---------- EXTRACTED RECORDS ----------

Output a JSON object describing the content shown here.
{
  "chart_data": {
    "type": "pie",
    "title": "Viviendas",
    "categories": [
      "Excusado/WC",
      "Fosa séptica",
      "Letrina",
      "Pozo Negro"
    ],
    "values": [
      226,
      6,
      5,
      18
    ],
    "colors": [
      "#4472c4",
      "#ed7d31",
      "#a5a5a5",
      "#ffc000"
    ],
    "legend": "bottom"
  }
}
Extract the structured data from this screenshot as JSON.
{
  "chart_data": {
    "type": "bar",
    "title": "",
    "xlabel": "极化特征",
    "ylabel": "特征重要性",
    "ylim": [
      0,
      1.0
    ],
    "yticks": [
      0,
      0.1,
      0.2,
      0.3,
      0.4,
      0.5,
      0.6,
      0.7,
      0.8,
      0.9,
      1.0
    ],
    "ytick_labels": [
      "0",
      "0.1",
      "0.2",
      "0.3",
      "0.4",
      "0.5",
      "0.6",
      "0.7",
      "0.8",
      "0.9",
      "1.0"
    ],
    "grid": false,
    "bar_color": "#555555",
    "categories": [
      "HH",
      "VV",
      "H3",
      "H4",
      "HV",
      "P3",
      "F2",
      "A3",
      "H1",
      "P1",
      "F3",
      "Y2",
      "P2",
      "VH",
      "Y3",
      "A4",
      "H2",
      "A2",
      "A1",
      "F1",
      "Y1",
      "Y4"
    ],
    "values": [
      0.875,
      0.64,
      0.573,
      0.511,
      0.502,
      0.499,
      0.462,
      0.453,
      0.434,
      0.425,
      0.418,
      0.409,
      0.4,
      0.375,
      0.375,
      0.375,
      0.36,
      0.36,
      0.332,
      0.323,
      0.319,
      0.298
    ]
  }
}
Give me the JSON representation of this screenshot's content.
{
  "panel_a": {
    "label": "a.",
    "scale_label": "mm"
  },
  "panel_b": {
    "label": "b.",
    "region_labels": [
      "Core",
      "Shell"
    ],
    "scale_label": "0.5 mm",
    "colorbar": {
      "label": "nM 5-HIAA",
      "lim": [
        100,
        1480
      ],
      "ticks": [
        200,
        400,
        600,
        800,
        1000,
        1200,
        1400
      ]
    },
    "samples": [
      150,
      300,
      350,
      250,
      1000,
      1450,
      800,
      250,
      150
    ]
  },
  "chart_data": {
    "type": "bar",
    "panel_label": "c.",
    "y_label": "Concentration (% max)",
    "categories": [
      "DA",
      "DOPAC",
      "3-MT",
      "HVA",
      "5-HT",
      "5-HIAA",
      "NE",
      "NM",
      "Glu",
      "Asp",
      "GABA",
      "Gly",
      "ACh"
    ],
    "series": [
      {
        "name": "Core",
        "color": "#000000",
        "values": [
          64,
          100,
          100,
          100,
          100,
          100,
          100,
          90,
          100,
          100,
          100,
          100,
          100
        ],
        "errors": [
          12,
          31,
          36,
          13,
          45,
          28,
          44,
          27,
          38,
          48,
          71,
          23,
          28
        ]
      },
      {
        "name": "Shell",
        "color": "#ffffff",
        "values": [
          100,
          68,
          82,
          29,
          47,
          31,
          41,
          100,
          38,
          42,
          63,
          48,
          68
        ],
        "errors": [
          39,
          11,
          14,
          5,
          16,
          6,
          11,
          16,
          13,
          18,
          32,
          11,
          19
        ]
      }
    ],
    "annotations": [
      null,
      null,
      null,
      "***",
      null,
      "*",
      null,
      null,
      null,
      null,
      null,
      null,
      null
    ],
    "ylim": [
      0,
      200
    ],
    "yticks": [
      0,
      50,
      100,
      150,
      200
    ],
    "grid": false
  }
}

----------

WORK INSTRUCTIONS: Retype the material in full. Each word must match.

SOLUTION:
Output a JSON object describing the content shown here.
{
  "chart_data": {
    "type": "pie",
    "title": "Viviendas",
    "categories": [
      "Excusado/WC",
      "Fosa séptica",
      "Letrina",
      "Pozo Negro"
    ],
    "values": [
      226,
      6,
      5,
      18
    ],
    "colors": [
      "#4472c4",
      "#ed7d31",
      "#a5a5a5",
      "#ffc000"
    ],
    "legend": "bottom"
  }
}
Extract the structured data from this screenshot as JSON.
{
  "chart_data": {
    "type": "bar",
    "title": "",
    "xlabel": "极化特征",
    "ylabel": "特征重要性",
    "ylim": [
      0,
      1.0
    ],
    "yticks": [
      0,
      0.1,
      0.2,
      0.3,
      0.4,
      0.5,
      0.6,
      0.7,
      0.8,
      0.9,
      1.0
    ],
    "ytick_labels": [
      "0",
      "0.1",
      "0.2",
      "0.3",
      "0.4",
      "0.5",
      "0.6",
      "0.7",
      "0.8",
      "0.9",
      "1.0"
    ],
    "grid": false,
    "bar_color": "#555555",
    "categories": [
      "HH",
      "VV",
      "H3",
      "H4",
      "HV",
      "P3",
      "F2",
      "A3",
      "H1",
      "P1",
      "F3",
      "Y2",
      "P2",
      "VH",
      "Y3",
      "A4",
      "H2",
      "A2",
      "A1",
      "F1",
      "Y1",
      "Y4"
    ],
    "values": [
      0.875,
      0.64,
      0.573,
      0.511,
      0.502,
      0.499,
      0.462,
      0.453,
      0.434,
      0.425,
      0.418,
      0.409,
      0.4,
      0.375,
      0.375,
      0.375,
      0.36,
      0.36,
      0.332,
      0.323,
      0.319,
      0.298
    ]
  }
}
Give me the JSON representation of this screenshot's content.
{
  "panel_a": {
    "label": "a.",
    "scale_label": "mm"
  },
  "panel_b": {
    "label": "b.",
    "region_labels": [
      "Core",
      "Shell"
    ],
    "scale_label": "0.5 mm",
    "colorbar": {
      "label": "nM 5-HIAA",
      "lim": [
        100,
        1480
      ],
      "ticks": [
        200,
        400,
        600,
        800,
        1000,
        1200,
        1400
      ]
    },
    "samples": [
      150,
      300,
      350,
      250,
      1000,
      1450,
      800,
      250,
      150
    ]
  },
  "chart_data": {
    "type": "bar",
    "panel_label": "c.",
    "y_label": "Concentration (% max)",
    "categories": [
      "DA",
      "DOPAC",
      "3-MT",
      "HVA",
      "5-HT",
      "5-HIAA",
      "NE",
      "NM",
      "Glu",
      "Asp",
      "GABA",
      "Gly",
      "ACh"
    ],
    "series": [
      {
        "name": "Core",
        "color": "#000000",
        "values": [
          64,
          100,
          100,
          100,
          100,
          100,
          100,
          90,
          100,
          100,
          100,
          100,
          100
        ],
        "errors": [
          12,
          31,
          36,
          13,
          45,
          28,
          44,
          27,
          38,
          48,
          71,
          23,
          28
        ]
      },
      {
        "name": "Shell",
        "color": "#ffffff",
        "values": [
          100,
          68,
          82,
          29,
          47,
          31,
          41,
          100,
          38,
          42,
          63,
          48,
          68
        ],
        "errors": [
          39,
          11,
          14,
          5,
          16,
          6,
          11,
          16,
          13,
          18,
          32,
          11,
          19
        ]
      }
    ],
    "annotations": [
      null,
      null,
      null,
      "***",
      null,
      "*",
      null,
      null,
      null,
      null,
      null,
      null,
      null
    ],
    "ylim": [
      0,
      200
    ],
    "yticks": [
      0,
      50,
      100,
      150,
      200
    ],
    "grid": false
  }
}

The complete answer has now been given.